■ Work required ■
Each entry below must be written out exactly, with pictures left out.

[Figure record listings]
#####
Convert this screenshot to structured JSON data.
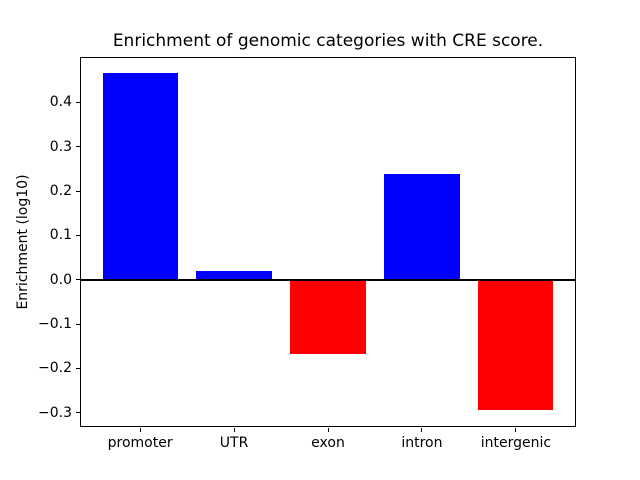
{
  "chart_data": {
    "type": "bar",
    "title": "Enrichment of genomic categories with CRE score.",
    "xlabel": "",
    "ylabel": "Enrichment (log10)",
    "categories": [
      "promoter",
      "UTR",
      "exon",
      "intron",
      "intergenic"
    ],
    "values": [
      0.465,
      0.02,
      -0.168,
      0.238,
      -0.293
    ],
    "bar_colors": [
      "#0000ff",
      "#0000ff",
      "#ff0000",
      "#0000ff",
      "#ff0000"
    ],
    "positive_color": "#0000ff",
    "negative_color": "#ff0000",
    "ylim": [
      -0.333,
      0.501
    ],
    "xlim": [
      -0.64,
      4.64
    ],
    "yticks": [
      -0.3,
      -0.2,
      -0.1,
      0.0,
      0.1,
      0.2,
      0.3,
      0.4
    ],
    "ytick_labels": [
      "−0.3",
      "−0.2",
      "−0.1",
      "0.0",
      "0.1",
      "0.2",
      "0.3",
      "0.4"
    ],
    "bar_width_units": 0.8,
    "zero_line": true,
    "grid": false,
    "legend": "none"
  }
}
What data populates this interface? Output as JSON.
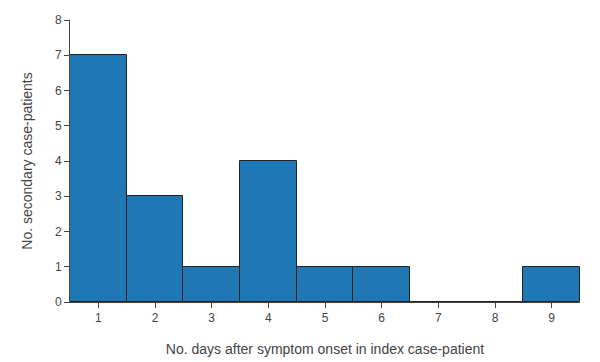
{
  "chart_data": {
    "type": "bar",
    "x": [
      1,
      2,
      3,
      4,
      5,
      6,
      7,
      8,
      9
    ],
    "values": [
      7,
      3,
      1,
      4,
      1,
      1,
      0,
      0,
      1
    ],
    "xlabel": "No. days after symptom onset in index case-patient",
    "ylabel": "No. secondary case-patients",
    "xlim": [
      0.5,
      9.5
    ],
    "ylim": [
      0,
      8
    ],
    "xticks": [
      1,
      2,
      3,
      4,
      5,
      6,
      7,
      8,
      9
    ],
    "yticks": [
      0,
      1,
      2,
      3,
      4,
      5,
      6,
      7,
      8
    ],
    "grid": false
  }
}
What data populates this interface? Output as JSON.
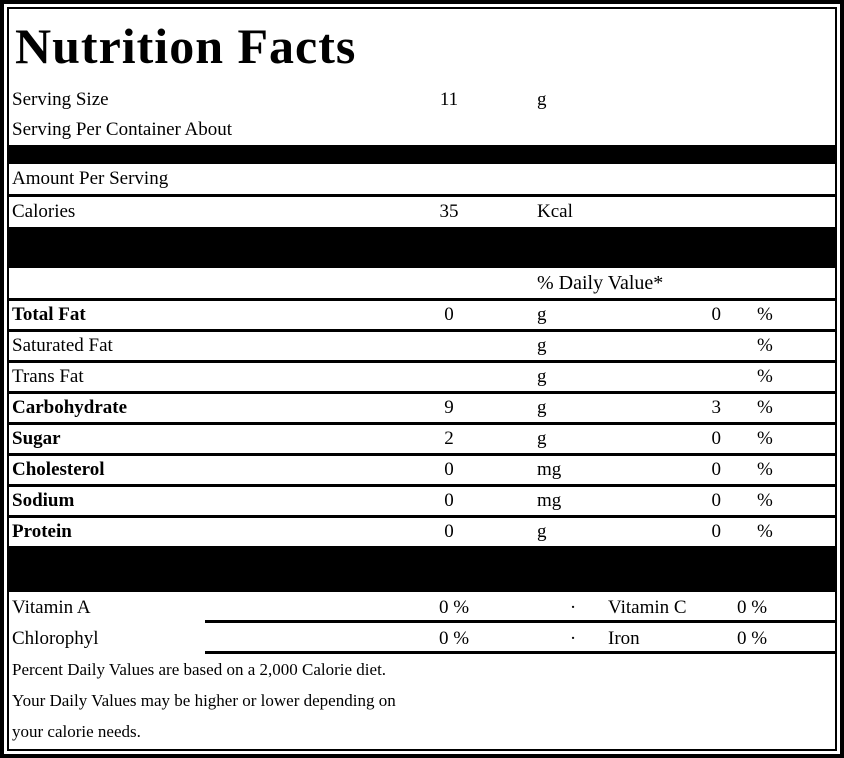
{
  "title": "Nutrition Facts",
  "serving": {
    "size_label": "Serving Size",
    "size_value": "11",
    "size_unit": "g",
    "per_container_label": "Serving Per Container About"
  },
  "amount_per_serving_label": "Amount Per Serving",
  "calories": {
    "label": "Calories",
    "value": "35",
    "unit": "Kcal"
  },
  "daily_value_header": "% Daily Value*",
  "nutrients": [
    {
      "label": "Total Fat",
      "value": "0",
      "unit": "g",
      "dv": "0",
      "pct": "%"
    },
    {
      "label": "Saturated Fat",
      "value": "",
      "unit": "g",
      "dv": "",
      "pct": "%"
    },
    {
      "label": "Trans Fat",
      "value": "",
      "unit": "g",
      "dv": "",
      "pct": "%"
    },
    {
      "label": "Carbohydrate",
      "value": "9",
      "unit": "g",
      "dv": "3",
      "pct": "%"
    },
    {
      "label": "Sugar",
      "value": "2",
      "unit": "g",
      "dv": "0",
      "pct": "%"
    },
    {
      "label": "Cholesterol",
      "value": "0",
      "unit": "mg",
      "dv": "0",
      "pct": "%"
    },
    {
      "label": "Sodium",
      "value": "0",
      "unit": "mg",
      "dv": "0",
      "pct": "%"
    },
    {
      "label": "Protein",
      "value": "0",
      "unit": "g",
      "dv": "0",
      "pct": "%"
    }
  ],
  "vitamins": [
    {
      "left_label": "Vitamin A",
      "left_value": "0 %",
      "bullet": "·",
      "right_label": "Vitamin C",
      "right_value": "0 %"
    },
    {
      "left_label": "Chlorophyl",
      "left_value": "0 %",
      "bullet": "·",
      "right_label": "Iron",
      "right_value": "0 %"
    }
  ],
  "footnote_lines": [
    "Percent Daily Values are based on a 2,000 Calorie diet.",
    "Your Daily Values may be higher or lower depending on",
    "your calorie needs."
  ],
  "colors": {
    "text": "#000000",
    "background": "#ffffff",
    "bar": "#000000"
  }
}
#####
■ Solution ■
Convert this screenshot to structured JSON data.
{
  "chart_data": {
    "type": "bar",
    "title": "Enrichment of genomic categories with CRE score.",
    "xlabel": "",
    "ylabel": "Enrichment (log10)",
    "categories": [
      "promoter",
      "UTR",
      "exon",
      "intron",
      "intergenic"
    ],
    "values": [
      0.465,
      0.02,
      -0.168,
      0.238,
      -0.293
    ],
    "bar_colors": [
      "#0000ff",
      "#0000ff",
      "#ff0000",
      "#0000ff",
      "#ff0000"
    ],
    "positive_color": "#0000ff",
    "negative_color": "#ff0000",
    "ylim": [
      -0.333,
      0.501
    ],
    "xlim": [
      -0.64,
      4.64
    ],
    "yticks": [
      -0.3,
      -0.2,
      -0.1,
      0.0,
      0.1,
      0.2,
      0.3,
      0.4
    ],
    "ytick_labels": [
      "−0.3",
      "−0.2",
      "−0.1",
      "0.0",
      "0.1",
      "0.2",
      "0.3",
      "0.4"
    ],
    "bar_width_units": 0.8,
    "zero_line": true,
    "grid": false,
    "legend": "none"
  }
}
What data populates this interface? Output as JSON.
{
  "chart_data": {
    "type": "bar",
    "x": [
      1,
      2,
      3,
      4,
      5,
      6,
      7,
      8,
      9
    ],
    "values": [
      7,
      3,
      1,
      4,
      1,
      1,
      0,
      0,
      1
    ],
    "xlabel": "No. days after symptom onset in index case-patient",
    "ylabel": "No. secondary case-patients",
    "xlim": [
      0.5,
      9.5
    ],
    "ylim": [
      0,
      8
    ],
    "xticks": [
      1,
      2,
      3,
      4,
      5,
      6,
      7,
      8,
      9
    ],
    "yticks": [
      0,
      1,
      2,
      3,
      4,
      5,
      6,
      7,
      8
    ],
    "grid": false
  }
}
What data populates this interface? Output as JSON.
{
  "title": "Nutrition Facts",
  "serving": {
    "size_label": "Serving Size",
    "size_value": "11",
    "size_unit": "g",
    "per_container_label": "Serving Per Container About"
  },
  "amount_per_serving_label": "Amount Per Serving",
  "calories": {
    "label": "Calories",
    "value": "35",
    "unit": "Kcal"
  },
  "daily_value_header": "% Daily Value*",
  "nutrients": [
    {
      "label": "Total Fat",
      "value": "0",
      "unit": "g",
      "dv": "0",
      "pct": "%"
    },
    {
      "label": "Saturated Fat",
      "value": "",
      "unit": "g",
      "dv": "",
      "pct": "%"
    },
    {
      "label": "Trans Fat",
      "value": "",
      "unit": "g",
      "dv": "",
      "pct": "%"
    },
    {
      "label": "Carbohydrate",
      "value": "9",
      "unit": "g",
      "dv": "3",
      "pct": "%"
    },
    {
      "label": "Sugar",
      "value": "2",
      "unit": "g",
      "dv": "0",
      "pct": "%"
    },
    {
      "label": "Cholesterol",
      "value": "0",
      "unit": "mg",
      "dv": "0",
      "pct": "%"
    },
    {
      "label": "Sodium",
      "value": "0",
      "unit": "mg",
      "dv": "0",
      "pct": "%"
    },
    {
      "label": "Protein",
      "value": "0",
      "unit": "g",
      "dv": "0",
      "pct": "%"
    }
  ],
  "vitamins": [
    {
      "left_label": "Vitamin A",
      "left_value": "0 %",
      "bullet": "·",
      "right_label": "Vitamin C",
      "right_value": "0 %"
    },
    {
      "left_label": "Chlorophyl",
      "left_value": "0 %",
      "bullet": "·",
      "right_label": "Iron",
      "right_value": "0 %"
    }
  ],
  "footnote_lines": [
    "Percent Daily Values are based on a 2,000 Calorie diet.",
    "Your Daily Values may be higher or lower depending on",
    "your calorie needs."
  ],
  "colors": {
    "text": "#000000",
    "background": "#ffffff",
    "bar": "#000000"
  }
}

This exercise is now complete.